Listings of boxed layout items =
□ □ □ □ □ □ □

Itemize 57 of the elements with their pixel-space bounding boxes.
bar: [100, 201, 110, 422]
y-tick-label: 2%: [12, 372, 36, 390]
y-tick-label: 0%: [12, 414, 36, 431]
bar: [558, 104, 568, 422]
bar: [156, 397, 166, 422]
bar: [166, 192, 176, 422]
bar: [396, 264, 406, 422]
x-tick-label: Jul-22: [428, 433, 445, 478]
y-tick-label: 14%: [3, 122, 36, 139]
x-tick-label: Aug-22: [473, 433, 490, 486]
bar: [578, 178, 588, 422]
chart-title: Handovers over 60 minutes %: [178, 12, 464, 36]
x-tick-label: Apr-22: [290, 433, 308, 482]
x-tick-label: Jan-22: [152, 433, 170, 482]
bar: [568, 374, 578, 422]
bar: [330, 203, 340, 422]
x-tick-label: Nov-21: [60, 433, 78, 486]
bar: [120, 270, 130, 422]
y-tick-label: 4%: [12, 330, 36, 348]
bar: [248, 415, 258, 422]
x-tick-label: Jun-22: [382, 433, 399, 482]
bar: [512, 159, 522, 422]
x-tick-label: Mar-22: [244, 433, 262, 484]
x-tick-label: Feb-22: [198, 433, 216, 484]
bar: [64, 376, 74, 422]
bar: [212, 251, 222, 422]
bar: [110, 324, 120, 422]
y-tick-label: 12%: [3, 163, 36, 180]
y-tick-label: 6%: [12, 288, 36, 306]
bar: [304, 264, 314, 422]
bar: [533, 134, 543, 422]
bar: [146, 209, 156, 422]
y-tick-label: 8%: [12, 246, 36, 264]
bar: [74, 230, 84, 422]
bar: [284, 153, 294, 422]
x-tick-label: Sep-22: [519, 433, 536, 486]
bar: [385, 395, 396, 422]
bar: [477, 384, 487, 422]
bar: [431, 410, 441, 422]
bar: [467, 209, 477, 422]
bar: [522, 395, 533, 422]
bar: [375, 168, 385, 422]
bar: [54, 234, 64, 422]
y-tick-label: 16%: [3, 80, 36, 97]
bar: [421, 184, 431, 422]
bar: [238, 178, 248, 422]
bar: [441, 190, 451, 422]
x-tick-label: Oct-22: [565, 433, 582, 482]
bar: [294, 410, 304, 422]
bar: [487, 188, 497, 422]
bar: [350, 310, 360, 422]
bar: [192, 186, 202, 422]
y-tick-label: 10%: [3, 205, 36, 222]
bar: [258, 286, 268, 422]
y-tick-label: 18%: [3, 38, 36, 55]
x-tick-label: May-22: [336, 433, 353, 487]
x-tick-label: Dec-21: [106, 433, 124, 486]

□ □ □ □ □ □ □

Rewrite all the rows, renaming every "x-tick-label" to "x-axis-label" and keeping everything else unchanged.

Itemize 57 of the elements with their pixel-space bounding boxes.
bar: [100, 201, 110, 422]
y-tick-label: 2%: [12, 372, 36, 390]
y-tick-label: 0%: [12, 414, 36, 431]
bar: [558, 104, 568, 422]
bar: [156, 397, 166, 422]
bar: [166, 192, 176, 422]
bar: [396, 264, 406, 422]
x-axis-label: Jul-22: [428, 433, 445, 478]
y-tick-label: 14%: [3, 122, 36, 139]
x-axis-label: Aug-22: [473, 433, 490, 486]
bar: [578, 178, 588, 422]
chart-title: Handovers over 60 minutes %: [178, 12, 464, 36]
x-axis-label: Apr-22: [290, 433, 308, 482]
x-axis-label: Jan-22: [152, 433, 170, 482]
bar: [568, 374, 578, 422]
bar: [330, 203, 340, 422]
x-axis-label: Nov-21: [60, 433, 78, 486]
bar: [120, 270, 130, 422]
y-tick-label: 4%: [12, 330, 36, 348]
bar: [248, 415, 258, 422]
x-axis-label: Jun-22: [382, 433, 399, 482]
bar: [512, 159, 522, 422]
x-axis-label: Mar-22: [244, 433, 262, 484]
x-axis-label: Feb-22: [198, 433, 216, 484]
bar: [64, 376, 74, 422]
bar: [212, 251, 222, 422]
bar: [110, 324, 120, 422]
y-tick-label: 12%: [3, 163, 36, 180]
y-tick-label: 6%: [12, 288, 36, 306]
bar: [304, 264, 314, 422]
bar: [533, 134, 543, 422]
bar: [146, 209, 156, 422]
y-tick-label: 8%: [12, 246, 36, 264]
bar: [74, 230, 84, 422]
bar: [284, 153, 294, 422]
x-axis-label: Sep-22: [519, 433, 536, 486]
bar: [385, 395, 396, 422]
bar: [477, 384, 487, 422]
bar: [431, 410, 441, 422]
bar: [467, 209, 477, 422]
bar: [522, 395, 533, 422]
bar: [375, 168, 385, 422]
bar: [54, 234, 64, 422]
y-tick-label: 16%: [3, 80, 36, 97]
bar: [421, 184, 431, 422]
bar: [238, 178, 248, 422]
bar: [441, 190, 451, 422]
x-axis-label: Oct-22: [565, 433, 582, 482]
bar: [294, 410, 304, 422]
bar: [487, 188, 497, 422]
bar: [350, 310, 360, 422]
bar: [192, 186, 202, 422]
y-tick-label: 10%: [3, 205, 36, 222]
bar: [258, 286, 268, 422]
y-tick-label: 18%: [3, 38, 36, 55]
x-axis-label: May-22: [336, 433, 353, 487]
x-axis-label: Dec-21: [106, 433, 124, 486]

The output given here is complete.